* Begin *

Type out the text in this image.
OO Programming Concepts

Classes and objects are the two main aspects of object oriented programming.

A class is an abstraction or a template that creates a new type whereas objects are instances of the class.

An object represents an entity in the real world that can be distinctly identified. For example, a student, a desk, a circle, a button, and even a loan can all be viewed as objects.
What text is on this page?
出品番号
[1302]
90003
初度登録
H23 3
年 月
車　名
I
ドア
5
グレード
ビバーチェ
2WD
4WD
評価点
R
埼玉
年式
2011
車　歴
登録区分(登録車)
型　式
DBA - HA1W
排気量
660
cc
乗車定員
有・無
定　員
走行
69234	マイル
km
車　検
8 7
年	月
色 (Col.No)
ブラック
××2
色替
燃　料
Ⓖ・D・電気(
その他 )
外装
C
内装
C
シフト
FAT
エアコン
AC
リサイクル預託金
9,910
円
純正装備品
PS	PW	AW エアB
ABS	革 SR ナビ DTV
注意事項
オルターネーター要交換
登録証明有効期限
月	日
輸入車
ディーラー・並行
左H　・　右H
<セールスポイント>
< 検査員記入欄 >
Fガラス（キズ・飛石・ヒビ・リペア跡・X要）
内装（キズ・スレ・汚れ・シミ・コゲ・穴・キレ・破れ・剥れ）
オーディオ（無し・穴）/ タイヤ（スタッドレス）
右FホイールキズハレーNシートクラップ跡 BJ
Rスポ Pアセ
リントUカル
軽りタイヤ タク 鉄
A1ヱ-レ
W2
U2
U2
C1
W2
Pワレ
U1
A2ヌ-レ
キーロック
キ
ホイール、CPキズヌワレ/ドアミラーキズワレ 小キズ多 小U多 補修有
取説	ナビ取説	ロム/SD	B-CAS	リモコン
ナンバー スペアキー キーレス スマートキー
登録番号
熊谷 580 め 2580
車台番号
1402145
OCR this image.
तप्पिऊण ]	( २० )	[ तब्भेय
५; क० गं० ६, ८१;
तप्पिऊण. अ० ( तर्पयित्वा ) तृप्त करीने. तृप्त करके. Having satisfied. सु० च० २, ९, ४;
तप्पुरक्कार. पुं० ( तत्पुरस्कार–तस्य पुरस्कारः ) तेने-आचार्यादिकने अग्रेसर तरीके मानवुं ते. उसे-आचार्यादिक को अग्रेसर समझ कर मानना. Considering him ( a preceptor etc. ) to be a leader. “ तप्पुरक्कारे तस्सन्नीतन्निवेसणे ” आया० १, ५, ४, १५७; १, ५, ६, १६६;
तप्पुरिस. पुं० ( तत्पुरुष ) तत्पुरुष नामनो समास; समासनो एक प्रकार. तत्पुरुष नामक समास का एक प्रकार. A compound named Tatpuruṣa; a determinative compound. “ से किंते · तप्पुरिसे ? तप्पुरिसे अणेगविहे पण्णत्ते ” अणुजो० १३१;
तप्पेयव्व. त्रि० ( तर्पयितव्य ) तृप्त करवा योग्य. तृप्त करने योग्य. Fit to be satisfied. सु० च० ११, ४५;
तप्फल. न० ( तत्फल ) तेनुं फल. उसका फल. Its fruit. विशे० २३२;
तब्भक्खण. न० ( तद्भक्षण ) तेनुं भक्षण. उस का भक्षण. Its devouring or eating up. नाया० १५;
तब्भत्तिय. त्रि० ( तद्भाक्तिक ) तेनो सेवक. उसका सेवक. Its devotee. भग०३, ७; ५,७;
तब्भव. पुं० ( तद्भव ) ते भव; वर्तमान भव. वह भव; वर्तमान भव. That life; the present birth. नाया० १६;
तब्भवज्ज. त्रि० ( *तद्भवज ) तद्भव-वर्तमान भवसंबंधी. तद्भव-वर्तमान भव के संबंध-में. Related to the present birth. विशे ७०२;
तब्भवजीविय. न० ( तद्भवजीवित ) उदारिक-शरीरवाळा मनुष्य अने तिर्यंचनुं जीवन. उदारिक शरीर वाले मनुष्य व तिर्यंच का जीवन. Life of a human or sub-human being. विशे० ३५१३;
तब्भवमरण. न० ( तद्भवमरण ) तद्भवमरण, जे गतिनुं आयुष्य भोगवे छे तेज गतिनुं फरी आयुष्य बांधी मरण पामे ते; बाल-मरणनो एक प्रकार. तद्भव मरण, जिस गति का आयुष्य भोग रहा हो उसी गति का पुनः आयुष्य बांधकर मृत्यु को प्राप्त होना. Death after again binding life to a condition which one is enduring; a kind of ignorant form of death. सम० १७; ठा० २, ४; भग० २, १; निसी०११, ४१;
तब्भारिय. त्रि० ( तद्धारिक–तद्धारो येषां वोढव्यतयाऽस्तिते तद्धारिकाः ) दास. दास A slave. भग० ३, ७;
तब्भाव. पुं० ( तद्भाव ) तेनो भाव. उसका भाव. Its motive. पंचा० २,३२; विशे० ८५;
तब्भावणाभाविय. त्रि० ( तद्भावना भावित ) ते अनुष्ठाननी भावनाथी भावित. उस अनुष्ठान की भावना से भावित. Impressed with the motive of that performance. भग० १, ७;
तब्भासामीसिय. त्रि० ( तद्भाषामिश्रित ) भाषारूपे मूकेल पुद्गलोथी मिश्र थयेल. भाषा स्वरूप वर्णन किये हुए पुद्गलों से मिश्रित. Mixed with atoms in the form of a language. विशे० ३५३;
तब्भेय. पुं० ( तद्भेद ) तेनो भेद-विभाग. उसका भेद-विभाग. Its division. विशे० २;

* End *

Gather up the lines that contain the word "satisfied".

तप्पिऊण. अ० ( तर्पयित्वा ) तृप्त करीने. तृप्त करके. Having satisfied. सु० च० २, ९, ४;
तप्पेयव्व. त्रि० ( तर्पयितव्य ) तृप्त करवा योग्य. तृप्त करने योग्य. Fit to be satisfied. सु० च० ११, ४५;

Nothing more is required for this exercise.